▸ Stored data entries
- - -

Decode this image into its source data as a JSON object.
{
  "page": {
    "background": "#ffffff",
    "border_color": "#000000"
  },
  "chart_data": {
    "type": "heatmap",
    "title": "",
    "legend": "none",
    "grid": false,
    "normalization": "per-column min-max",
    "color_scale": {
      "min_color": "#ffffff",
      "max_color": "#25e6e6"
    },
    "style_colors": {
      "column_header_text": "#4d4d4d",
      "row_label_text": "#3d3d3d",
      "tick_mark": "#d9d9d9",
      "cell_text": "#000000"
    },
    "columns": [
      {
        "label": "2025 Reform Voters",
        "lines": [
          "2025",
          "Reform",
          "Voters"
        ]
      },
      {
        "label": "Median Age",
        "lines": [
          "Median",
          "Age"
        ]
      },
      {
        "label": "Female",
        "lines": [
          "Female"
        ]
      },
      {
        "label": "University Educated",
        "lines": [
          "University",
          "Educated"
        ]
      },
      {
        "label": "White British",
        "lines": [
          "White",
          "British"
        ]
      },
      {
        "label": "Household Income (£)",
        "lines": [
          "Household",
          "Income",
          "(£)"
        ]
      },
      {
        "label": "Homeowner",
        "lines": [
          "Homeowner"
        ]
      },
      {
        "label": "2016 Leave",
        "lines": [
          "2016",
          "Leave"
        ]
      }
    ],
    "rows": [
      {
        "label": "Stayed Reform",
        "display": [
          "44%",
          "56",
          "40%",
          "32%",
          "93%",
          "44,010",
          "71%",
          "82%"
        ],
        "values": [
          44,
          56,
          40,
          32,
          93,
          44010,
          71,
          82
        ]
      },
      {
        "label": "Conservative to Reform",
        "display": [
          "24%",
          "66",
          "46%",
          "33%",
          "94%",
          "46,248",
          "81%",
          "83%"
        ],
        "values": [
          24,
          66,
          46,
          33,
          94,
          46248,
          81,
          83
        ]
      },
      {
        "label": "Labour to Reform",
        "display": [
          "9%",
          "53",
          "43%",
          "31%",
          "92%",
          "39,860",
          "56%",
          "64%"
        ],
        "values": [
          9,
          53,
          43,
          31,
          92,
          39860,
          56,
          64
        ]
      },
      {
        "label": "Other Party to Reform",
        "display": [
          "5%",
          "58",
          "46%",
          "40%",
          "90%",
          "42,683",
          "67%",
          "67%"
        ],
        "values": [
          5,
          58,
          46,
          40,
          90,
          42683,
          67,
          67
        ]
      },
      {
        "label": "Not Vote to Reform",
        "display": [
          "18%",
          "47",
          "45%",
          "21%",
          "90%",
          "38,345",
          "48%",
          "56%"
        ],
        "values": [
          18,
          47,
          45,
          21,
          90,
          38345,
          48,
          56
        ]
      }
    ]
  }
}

- - -

▸ Task statement
Retype the entries one by one, exactly.

▸ Task answer
Decode this image into its source data as a JSON object.
{
  "page": {
    "background": "#ffffff",
    "border_color": "#000000"
  },
  "chart_data": {
    "type": "heatmap",
    "title": "",
    "legend": "none",
    "grid": false,
    "normalization": "per-column min-max",
    "color_scale": {
      "min_color": "#ffffff",
      "max_color": "#25e6e6"
    },
    "style_colors": {
      "column_header_text": "#4d4d4d",
      "row_label_text": "#3d3d3d",
      "tick_mark": "#d9d9d9",
      "cell_text": "#000000"
    },
    "columns": [
      {
        "label": "2025 Reform Voters",
        "lines": [
          "2025",
          "Reform",
          "Voters"
        ]
      },
      {
        "label": "Median Age",
        "lines": [
          "Median",
          "Age"
        ]
      },
      {
        "label": "Female",
        "lines": [
          "Female"
        ]
      },
      {
        "label": "University Educated",
        "lines": [
          "University",
          "Educated"
        ]
      },
      {
        "label": "White British",
        "lines": [
          "White",
          "British"
        ]
      },
      {
        "label": "Household Income (£)",
        "lines": [
          "Household",
          "Income",
          "(£)"
        ]
      },
      {
        "label": "Homeowner",
        "lines": [
          "Homeowner"
        ]
      },
      {
        "label": "2016 Leave",
        "lines": [
          "2016",
          "Leave"
        ]
      }
    ],
    "rows": [
      {
        "label": "Stayed Reform",
        "display": [
          "44%",
          "56",
          "40%",
          "32%",
          "93%",
          "44,010",
          "71%",
          "82%"
        ],
        "values": [
          44,
          56,
          40,
          32,
          93,
          44010,
          71,
          82
        ]
      },
      {
        "label": "Conservative to Reform",
        "display": [
          "24%",
          "66",
          "46%",
          "33%",
          "94%",
          "46,248",
          "81%",
          "83%"
        ],
        "values": [
          24,
          66,
          46,
          33,
          94,
          46248,
          81,
          83
        ]
      },
      {
        "label": "Labour to Reform",
        "display": [
          "9%",
          "53",
          "43%",
          "31%",
          "92%",
          "39,860",
          "56%",
          "64%"
        ],
        "values": [
          9,
          53,
          43,
          31,
          92,
          39860,
          56,
          64
        ]
      },
      {
        "label": "Other Party to Reform",
        "display": [
          "5%",
          "58",
          "46%",
          "40%",
          "90%",
          "42,683",
          "67%",
          "67%"
        ],
        "values": [
          5,
          58,
          46,
          40,
          90,
          42683,
          67,
          67
        ]
      },
      {
        "label": "Not Vote to Reform",
        "display": [
          "18%",
          "47",
          "45%",
          "21%",
          "90%",
          "38,345",
          "48%",
          "56%"
        ],
        "values": [
          18,
          47,
          45,
          21,
          90,
          38345,
          48,
          56
        ]
      }
    ]
  }
}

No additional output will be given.